## Task directions
In the entries that follow, how many lines contain "JSON"? Answer with the number only.

^^^^^^^^^^^^^^^^

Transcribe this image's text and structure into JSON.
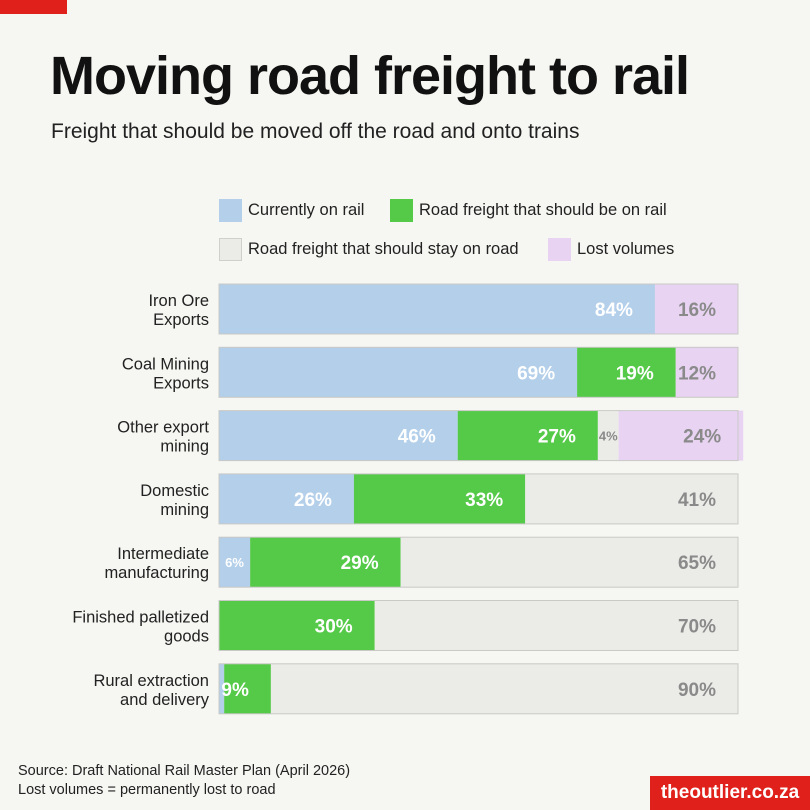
{
  "title": "Moving road freight to rail",
  "subtitle": "Freight that should be moved off the road and onto trains",
  "legend": [
    {
      "label": "Currently on rail",
      "color": "#b3cfea"
    },
    {
      "label": "Road freight that should be on rail",
      "color": "#55c948"
    },
    {
      "label": "Road freight that should stay on road",
      "color": "#ebebe8"
    },
    {
      "label": "Lost volumes",
      "color": "#e8d3f2"
    }
  ],
  "chart_data": {
    "type": "bar",
    "orientation": "horizontal",
    "stacked": true,
    "categories": [
      "Iron Ore Exports",
      "Coal Mining Exports",
      "Other export mining",
      "Domestic mining",
      "Intermediate manufacturing",
      "Finished palletized goods",
      "Rural extraction and delivery"
    ],
    "category_lines": [
      [
        "Iron Ore",
        "Exports"
      ],
      [
        "Coal Mining",
        "Exports"
      ],
      [
        "Other export",
        "mining"
      ],
      [
        "Domestic",
        "mining"
      ],
      [
        "Intermediate",
        "manufacturing"
      ],
      [
        "Finished palletized",
        "goods"
      ],
      [
        "Rural extraction",
        "and delivery"
      ]
    ],
    "series": [
      {
        "name": "Currently on rail",
        "color": "#b3cfea",
        "values": [
          84,
          69,
          46,
          26,
          6,
          0,
          1
        ]
      },
      {
        "name": "Road freight that should be on rail",
        "color": "#55c948",
        "values": [
          0,
          19,
          27,
          33,
          29,
          30,
          9
        ]
      },
      {
        "name": "Road freight that should stay on road",
        "color": "#ebebe8",
        "values": [
          0,
          0,
          4,
          41,
          65,
          70,
          90
        ]
      },
      {
        "name": "Lost volumes",
        "color": "#e8d3f2",
        "values": [
          16,
          12,
          24,
          0,
          0,
          0,
          0
        ]
      }
    ],
    "labels": [
      [
        "84%",
        "",
        "",
        "16%"
      ],
      [
        "69%",
        "19%",
        "",
        "12%"
      ],
      [
        "46%",
        "27%",
        "4%",
        "24%"
      ],
      [
        "26%",
        "33%",
        "41%",
        ""
      ],
      [
        "6%",
        "29%",
        "65%",
        ""
      ],
      [
        "",
        "30%",
        "70%",
        ""
      ],
      [
        "",
        "9%",
        "90%",
        ""
      ]
    ],
    "xlim": [
      0,
      100
    ],
    "grid": false,
    "legend_position": "top"
  },
  "source_lines": [
    "Source: Draft National Rail Master Plan (April 2026)",
    "Lost volumes = permanently lost to road"
  ],
  "brand": "theoutlier.co.za"
}
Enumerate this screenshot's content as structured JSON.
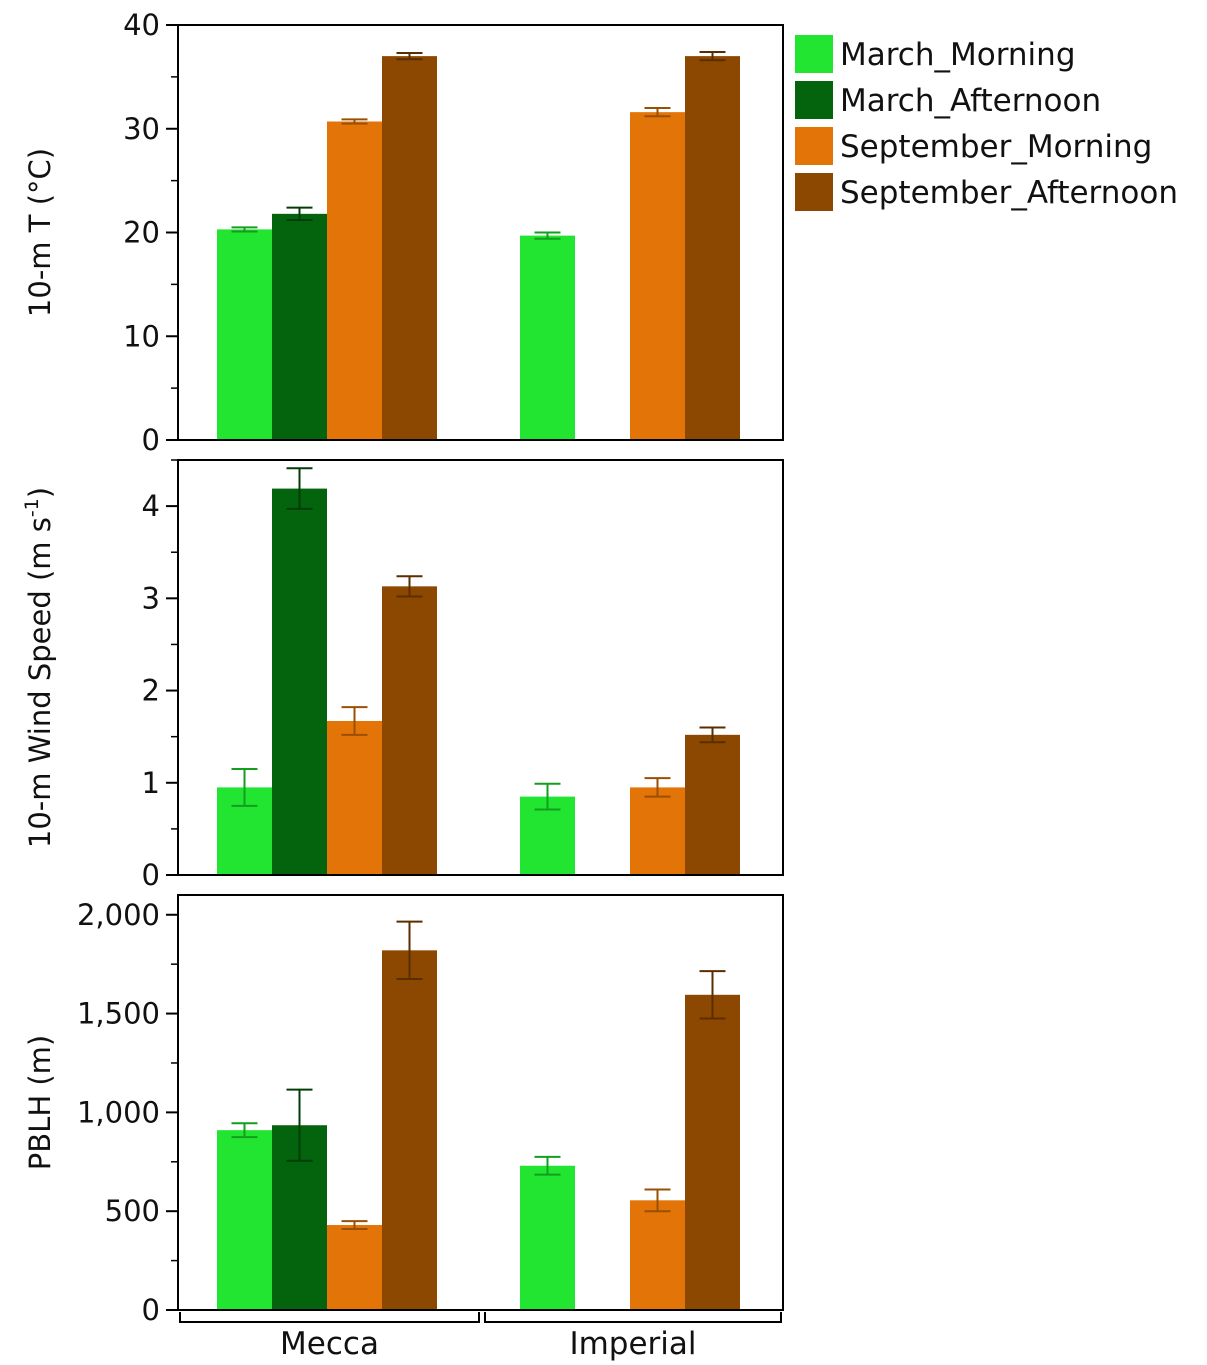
{
  "chart_data": [
    {
      "type": "bar",
      "categories": [
        "Mecca",
        "Imperial"
      ],
      "ylabel": "10-m T (°C)",
      "ylim": [
        0,
        40
      ],
      "yticks": [
        "0",
        "10",
        "20",
        "30",
        "40"
      ],
      "series": [
        {
          "name": "March_Morning",
          "values": [
            20.3,
            19.7
          ],
          "errors": [
            0.2,
            0.3
          ]
        },
        {
          "name": "March_Afternoon",
          "values": [
            21.8,
            null
          ],
          "errors": [
            0.6,
            null
          ]
        },
        {
          "name": "September_Morning",
          "values": [
            30.7,
            31.6
          ],
          "errors": [
            0.2,
            0.4
          ]
        },
        {
          "name": "September_Afternoon",
          "values": [
            37.0,
            37.0
          ],
          "errors": [
            0.3,
            0.4
          ]
        }
      ]
    },
    {
      "type": "bar",
      "categories": [
        "Mecca",
        "Imperial"
      ],
      "ylabel": "10-m Wind Speed (m s",
      "ylabel_sup": "-1",
      "ylabel_end": ")",
      "ylim": [
        0,
        4.5
      ],
      "yticks": [
        "0",
        "1",
        "2",
        "3",
        "4"
      ],
      "series": [
        {
          "name": "March_Morning",
          "values": [
            0.95,
            0.85
          ],
          "errors": [
            0.2,
            0.14
          ]
        },
        {
          "name": "March_Afternoon",
          "values": [
            4.19,
            null
          ],
          "errors": [
            0.22,
            null
          ]
        },
        {
          "name": "September_Morning",
          "values": [
            1.67,
            0.95
          ],
          "errors": [
            0.15,
            0.1
          ]
        },
        {
          "name": "September_Afternoon",
          "values": [
            3.13,
            1.52
          ],
          "errors": [
            0.11,
            0.08
          ]
        }
      ]
    },
    {
      "type": "bar",
      "categories": [
        "Mecca",
        "Imperial"
      ],
      "ylabel": "PBLH (m)",
      "ylim": [
        0,
        2100
      ],
      "yticks": [
        "0",
        "500",
        "1,000",
        "1,500",
        "2,000"
      ],
      "series": [
        {
          "name": "March_Morning",
          "values": [
            910,
            730
          ],
          "errors": [
            35,
            45
          ]
        },
        {
          "name": "March_Afternoon",
          "values": [
            935,
            null
          ],
          "errors": [
            180,
            null
          ]
        },
        {
          "name": "September_Morning",
          "values": [
            430,
            555
          ],
          "errors": [
            20,
            55
          ]
        },
        {
          "name": "September_Afternoon",
          "values": [
            1820,
            1595
          ],
          "errors": [
            145,
            120
          ]
        }
      ]
    }
  ],
  "legend": {
    "placement": "top-right, outside",
    "items": [
      {
        "label": "March_Morning",
        "color": "#22e532"
      },
      {
        "label": "March_Afternoon",
        "color": "#03640d"
      },
      {
        "label": "September_Morning",
        "color": "#e37408"
      },
      {
        "label": "September_Afternoon",
        "color": "#8c4800"
      }
    ]
  },
  "colors": {
    "March_Morning": "#22e532",
    "March_Afternoon": "#03640d",
    "September_Morning": "#e37408",
    "September_Afternoon": "#8c4800",
    "March_Morning_err": "#139e1f",
    "March_Afternoon_err": "#013d07",
    "September_Morning_err": "#9a4f05",
    "September_Afternoon_err": "#5a2e00"
  }
}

^^^^^^^^^^^^^^^^

## Answer to the problem
2